»»
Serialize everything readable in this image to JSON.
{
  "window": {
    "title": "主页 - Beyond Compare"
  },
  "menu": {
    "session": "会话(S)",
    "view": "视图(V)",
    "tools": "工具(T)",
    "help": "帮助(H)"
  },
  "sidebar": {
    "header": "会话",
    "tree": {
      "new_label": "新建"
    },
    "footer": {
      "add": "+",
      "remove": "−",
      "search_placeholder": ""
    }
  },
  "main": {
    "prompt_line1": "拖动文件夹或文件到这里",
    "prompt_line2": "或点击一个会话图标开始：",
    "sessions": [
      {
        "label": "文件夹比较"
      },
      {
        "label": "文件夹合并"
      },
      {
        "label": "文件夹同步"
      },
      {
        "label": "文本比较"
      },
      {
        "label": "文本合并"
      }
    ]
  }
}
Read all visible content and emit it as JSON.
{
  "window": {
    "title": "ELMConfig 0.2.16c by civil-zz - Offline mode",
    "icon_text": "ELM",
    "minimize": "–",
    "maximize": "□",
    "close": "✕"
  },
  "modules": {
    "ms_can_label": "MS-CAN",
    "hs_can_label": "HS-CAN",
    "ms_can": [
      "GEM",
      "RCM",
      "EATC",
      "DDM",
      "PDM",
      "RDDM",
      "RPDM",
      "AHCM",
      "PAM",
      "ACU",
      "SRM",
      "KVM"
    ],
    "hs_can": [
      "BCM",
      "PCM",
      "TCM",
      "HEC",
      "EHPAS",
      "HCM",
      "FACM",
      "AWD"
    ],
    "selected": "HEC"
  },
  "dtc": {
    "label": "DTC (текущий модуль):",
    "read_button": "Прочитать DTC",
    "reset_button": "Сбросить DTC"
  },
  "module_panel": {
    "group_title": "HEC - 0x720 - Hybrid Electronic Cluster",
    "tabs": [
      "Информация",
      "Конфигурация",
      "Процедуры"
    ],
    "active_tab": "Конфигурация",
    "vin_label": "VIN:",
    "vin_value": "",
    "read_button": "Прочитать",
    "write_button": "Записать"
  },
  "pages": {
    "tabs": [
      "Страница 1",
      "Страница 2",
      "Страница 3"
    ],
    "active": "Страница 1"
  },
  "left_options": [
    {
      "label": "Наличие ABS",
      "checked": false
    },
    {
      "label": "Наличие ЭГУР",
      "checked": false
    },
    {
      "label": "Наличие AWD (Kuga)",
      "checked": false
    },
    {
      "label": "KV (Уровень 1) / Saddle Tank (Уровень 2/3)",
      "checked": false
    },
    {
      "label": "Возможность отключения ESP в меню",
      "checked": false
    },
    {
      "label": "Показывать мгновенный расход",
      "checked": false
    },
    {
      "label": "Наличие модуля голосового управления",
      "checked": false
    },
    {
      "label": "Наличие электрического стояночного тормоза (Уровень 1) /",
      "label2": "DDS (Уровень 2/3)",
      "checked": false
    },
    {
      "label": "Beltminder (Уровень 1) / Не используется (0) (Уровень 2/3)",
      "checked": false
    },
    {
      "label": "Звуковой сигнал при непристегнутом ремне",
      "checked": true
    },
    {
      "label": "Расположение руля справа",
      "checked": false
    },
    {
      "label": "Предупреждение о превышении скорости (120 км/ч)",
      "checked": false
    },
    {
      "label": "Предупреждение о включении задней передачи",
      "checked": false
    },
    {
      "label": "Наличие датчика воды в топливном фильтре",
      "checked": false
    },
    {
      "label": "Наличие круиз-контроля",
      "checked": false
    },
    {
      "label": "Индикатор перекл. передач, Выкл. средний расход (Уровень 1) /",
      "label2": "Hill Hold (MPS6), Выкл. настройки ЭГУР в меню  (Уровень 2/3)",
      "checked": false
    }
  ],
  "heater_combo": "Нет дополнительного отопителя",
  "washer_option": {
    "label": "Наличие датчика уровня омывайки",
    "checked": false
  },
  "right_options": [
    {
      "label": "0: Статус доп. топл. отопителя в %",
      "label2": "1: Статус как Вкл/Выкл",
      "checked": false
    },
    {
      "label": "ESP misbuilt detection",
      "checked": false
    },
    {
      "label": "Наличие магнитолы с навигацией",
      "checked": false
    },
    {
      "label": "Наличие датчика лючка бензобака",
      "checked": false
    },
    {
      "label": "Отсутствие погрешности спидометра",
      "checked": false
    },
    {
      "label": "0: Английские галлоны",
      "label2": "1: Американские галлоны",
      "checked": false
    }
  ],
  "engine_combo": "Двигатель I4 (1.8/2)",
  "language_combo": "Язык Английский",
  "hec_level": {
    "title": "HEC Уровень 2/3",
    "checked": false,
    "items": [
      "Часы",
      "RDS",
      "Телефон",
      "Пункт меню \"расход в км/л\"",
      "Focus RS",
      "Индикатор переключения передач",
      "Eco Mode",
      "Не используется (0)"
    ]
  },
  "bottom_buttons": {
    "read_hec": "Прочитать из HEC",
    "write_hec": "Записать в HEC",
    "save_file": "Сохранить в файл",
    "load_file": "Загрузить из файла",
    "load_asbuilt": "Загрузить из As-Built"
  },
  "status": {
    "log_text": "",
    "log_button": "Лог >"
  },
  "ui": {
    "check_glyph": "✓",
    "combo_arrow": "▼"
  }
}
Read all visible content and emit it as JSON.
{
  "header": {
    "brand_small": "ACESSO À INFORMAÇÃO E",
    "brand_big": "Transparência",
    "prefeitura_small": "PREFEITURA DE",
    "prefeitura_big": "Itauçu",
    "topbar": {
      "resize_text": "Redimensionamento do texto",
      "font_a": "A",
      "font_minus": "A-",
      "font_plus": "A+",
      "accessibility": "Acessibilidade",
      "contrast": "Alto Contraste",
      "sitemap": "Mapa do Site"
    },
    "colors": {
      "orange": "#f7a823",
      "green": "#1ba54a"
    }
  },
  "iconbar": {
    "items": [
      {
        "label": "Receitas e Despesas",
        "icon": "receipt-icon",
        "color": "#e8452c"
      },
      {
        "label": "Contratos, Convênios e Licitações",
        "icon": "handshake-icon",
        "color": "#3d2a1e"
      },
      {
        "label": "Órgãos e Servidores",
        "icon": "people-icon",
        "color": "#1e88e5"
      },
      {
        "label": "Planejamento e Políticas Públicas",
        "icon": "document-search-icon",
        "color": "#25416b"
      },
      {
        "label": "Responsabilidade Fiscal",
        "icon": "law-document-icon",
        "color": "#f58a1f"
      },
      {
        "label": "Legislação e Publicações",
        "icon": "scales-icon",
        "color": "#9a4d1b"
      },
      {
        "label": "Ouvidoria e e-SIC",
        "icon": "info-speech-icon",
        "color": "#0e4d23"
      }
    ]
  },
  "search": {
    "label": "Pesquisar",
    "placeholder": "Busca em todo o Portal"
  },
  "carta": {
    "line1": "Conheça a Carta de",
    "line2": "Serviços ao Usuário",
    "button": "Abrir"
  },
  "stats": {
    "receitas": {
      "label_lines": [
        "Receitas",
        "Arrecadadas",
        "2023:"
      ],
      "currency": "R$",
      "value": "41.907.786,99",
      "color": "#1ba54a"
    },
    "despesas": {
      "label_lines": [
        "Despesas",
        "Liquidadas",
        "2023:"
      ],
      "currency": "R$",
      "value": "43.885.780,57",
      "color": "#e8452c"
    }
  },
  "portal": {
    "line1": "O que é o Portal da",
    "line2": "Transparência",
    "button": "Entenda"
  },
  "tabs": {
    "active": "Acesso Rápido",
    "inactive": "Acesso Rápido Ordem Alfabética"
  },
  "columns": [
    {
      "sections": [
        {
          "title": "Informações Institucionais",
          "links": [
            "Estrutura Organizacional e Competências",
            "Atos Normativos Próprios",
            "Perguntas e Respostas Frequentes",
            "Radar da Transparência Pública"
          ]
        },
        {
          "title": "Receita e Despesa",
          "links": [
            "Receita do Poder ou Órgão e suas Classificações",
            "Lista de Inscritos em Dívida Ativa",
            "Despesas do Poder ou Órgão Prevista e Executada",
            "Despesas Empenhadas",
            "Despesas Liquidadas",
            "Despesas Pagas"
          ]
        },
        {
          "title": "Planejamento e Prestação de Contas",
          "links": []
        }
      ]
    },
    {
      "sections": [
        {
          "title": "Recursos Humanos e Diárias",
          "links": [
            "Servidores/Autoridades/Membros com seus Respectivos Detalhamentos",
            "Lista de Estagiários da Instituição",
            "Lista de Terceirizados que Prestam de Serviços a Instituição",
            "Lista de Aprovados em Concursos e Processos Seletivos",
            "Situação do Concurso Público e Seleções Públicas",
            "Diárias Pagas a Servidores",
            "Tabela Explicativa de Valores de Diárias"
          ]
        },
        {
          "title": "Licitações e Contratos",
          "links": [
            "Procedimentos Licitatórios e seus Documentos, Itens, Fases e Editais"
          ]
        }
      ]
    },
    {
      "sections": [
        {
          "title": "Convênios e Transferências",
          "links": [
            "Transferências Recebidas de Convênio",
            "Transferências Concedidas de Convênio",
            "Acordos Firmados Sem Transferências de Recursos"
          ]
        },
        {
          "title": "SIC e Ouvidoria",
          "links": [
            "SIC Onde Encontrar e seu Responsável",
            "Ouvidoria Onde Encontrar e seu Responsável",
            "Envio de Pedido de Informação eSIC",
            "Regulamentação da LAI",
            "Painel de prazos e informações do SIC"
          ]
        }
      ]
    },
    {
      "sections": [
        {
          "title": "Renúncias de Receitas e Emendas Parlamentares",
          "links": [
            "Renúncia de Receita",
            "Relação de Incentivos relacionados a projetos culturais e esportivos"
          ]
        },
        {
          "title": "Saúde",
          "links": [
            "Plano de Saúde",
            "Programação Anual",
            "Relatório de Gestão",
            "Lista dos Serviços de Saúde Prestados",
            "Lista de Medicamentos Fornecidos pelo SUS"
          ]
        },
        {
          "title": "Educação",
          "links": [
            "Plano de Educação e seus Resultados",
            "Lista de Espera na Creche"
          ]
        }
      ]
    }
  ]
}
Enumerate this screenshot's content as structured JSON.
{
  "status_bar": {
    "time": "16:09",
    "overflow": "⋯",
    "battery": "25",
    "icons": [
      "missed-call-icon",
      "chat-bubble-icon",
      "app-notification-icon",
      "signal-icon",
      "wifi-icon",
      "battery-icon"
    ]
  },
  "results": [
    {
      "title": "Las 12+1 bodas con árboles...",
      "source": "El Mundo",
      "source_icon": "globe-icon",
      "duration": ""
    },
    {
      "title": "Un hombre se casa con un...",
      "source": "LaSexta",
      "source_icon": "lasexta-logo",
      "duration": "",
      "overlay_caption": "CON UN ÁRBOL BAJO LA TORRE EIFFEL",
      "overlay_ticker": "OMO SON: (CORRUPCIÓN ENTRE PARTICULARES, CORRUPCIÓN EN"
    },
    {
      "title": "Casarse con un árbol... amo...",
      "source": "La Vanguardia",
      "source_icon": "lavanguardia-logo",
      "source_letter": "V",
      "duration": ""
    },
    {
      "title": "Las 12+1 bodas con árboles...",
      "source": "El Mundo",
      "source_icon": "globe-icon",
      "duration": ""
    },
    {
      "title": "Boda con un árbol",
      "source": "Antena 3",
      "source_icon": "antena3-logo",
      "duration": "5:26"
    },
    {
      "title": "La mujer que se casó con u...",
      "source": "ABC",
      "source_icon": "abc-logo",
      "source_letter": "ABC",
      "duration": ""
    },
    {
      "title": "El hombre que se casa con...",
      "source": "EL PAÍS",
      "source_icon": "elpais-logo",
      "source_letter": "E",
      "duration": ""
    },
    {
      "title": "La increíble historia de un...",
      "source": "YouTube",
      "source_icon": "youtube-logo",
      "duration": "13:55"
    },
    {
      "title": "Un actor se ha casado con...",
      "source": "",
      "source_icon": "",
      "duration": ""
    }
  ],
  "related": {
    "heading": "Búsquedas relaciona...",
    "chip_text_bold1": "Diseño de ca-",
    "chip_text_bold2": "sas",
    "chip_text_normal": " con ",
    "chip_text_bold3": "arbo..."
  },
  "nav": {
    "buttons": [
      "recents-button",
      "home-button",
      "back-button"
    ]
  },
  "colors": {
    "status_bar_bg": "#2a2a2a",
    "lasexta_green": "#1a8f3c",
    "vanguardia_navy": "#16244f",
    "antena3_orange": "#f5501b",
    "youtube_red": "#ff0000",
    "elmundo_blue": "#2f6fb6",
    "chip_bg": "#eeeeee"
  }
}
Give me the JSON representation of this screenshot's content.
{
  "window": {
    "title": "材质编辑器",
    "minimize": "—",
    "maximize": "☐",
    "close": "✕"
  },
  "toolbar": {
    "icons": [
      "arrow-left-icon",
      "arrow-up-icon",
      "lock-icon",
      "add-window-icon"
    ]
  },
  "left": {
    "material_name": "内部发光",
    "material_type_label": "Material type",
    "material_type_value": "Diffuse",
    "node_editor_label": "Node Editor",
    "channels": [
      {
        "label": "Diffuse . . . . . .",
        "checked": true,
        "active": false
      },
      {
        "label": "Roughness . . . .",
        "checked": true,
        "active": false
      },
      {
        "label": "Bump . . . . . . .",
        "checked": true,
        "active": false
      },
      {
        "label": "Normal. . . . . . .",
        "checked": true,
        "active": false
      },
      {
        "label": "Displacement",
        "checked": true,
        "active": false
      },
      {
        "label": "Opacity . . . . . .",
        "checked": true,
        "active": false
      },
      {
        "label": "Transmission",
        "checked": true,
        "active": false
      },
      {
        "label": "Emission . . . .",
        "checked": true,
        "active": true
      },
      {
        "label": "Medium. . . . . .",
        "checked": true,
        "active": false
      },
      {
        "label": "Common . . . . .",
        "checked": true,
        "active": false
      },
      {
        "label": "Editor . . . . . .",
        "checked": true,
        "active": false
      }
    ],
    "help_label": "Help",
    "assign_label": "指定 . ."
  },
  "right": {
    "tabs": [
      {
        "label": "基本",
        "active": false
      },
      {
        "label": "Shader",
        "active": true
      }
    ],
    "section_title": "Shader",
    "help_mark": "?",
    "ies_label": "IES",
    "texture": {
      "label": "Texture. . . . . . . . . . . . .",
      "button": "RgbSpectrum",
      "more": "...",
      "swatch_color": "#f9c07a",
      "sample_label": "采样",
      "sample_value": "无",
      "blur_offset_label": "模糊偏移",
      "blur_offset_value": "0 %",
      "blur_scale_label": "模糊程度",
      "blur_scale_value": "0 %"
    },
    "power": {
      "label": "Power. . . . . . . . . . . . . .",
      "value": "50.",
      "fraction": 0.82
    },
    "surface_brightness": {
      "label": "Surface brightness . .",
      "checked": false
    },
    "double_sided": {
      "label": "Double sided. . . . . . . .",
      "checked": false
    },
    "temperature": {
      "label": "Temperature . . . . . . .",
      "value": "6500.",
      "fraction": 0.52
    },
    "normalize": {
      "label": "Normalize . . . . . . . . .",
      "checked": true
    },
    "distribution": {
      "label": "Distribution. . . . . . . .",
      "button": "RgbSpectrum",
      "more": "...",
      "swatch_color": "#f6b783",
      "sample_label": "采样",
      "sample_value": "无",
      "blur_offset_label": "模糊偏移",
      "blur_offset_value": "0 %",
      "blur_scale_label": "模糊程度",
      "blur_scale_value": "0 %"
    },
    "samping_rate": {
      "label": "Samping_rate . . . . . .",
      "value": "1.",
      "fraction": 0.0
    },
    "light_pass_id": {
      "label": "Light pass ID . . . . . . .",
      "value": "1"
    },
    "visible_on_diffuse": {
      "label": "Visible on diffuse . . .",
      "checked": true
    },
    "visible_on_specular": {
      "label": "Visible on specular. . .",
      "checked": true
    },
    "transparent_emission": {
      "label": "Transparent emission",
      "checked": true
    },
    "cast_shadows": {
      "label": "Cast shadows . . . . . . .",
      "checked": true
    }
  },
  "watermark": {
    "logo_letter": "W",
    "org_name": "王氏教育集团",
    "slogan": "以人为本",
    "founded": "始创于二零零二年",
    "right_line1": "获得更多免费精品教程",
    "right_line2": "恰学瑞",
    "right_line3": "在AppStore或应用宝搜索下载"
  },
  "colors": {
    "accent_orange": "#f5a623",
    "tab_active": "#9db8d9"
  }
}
««
▸ **Task to carry out**
Search the data for "Записать". Copy every line that has it.

▸ **Exercise solution**
    "write_button": "Записать"
    "write_hec": "Записать в HEC",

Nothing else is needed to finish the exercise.